CHALLENGE >> What is the number of lines in the entries that include the word "Read"? Respond with the number only.

--- start GIVEN RECORDS ---

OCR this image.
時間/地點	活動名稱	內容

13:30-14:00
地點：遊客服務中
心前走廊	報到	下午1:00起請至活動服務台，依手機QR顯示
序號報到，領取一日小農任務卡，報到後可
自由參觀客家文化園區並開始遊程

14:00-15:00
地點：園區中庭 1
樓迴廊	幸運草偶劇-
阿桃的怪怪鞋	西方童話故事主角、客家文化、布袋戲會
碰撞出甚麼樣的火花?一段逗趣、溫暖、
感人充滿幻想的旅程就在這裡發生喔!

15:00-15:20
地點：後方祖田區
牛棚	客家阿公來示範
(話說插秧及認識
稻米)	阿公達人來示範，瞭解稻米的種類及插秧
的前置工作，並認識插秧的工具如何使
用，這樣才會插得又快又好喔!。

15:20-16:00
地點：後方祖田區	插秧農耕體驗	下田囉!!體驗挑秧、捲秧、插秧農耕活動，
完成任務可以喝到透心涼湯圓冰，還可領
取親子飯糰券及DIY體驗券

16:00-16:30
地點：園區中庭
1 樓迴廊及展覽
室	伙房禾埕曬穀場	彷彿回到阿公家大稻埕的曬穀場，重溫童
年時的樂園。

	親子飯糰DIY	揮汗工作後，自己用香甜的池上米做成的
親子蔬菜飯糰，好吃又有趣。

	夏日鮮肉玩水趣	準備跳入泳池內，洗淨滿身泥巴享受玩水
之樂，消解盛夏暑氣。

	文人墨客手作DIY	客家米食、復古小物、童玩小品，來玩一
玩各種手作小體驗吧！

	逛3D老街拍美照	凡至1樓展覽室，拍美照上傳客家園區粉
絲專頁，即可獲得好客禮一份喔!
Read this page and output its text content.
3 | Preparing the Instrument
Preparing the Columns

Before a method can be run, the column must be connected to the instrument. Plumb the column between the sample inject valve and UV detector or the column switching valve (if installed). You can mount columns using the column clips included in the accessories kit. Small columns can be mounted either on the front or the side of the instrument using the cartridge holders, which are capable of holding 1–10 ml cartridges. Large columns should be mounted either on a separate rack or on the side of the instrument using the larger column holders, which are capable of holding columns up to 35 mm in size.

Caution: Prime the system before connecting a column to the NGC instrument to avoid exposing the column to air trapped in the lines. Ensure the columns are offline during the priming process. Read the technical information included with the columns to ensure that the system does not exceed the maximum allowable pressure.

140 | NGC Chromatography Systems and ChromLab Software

--- end GIVEN RECORDS ---

THE REPLY >> 2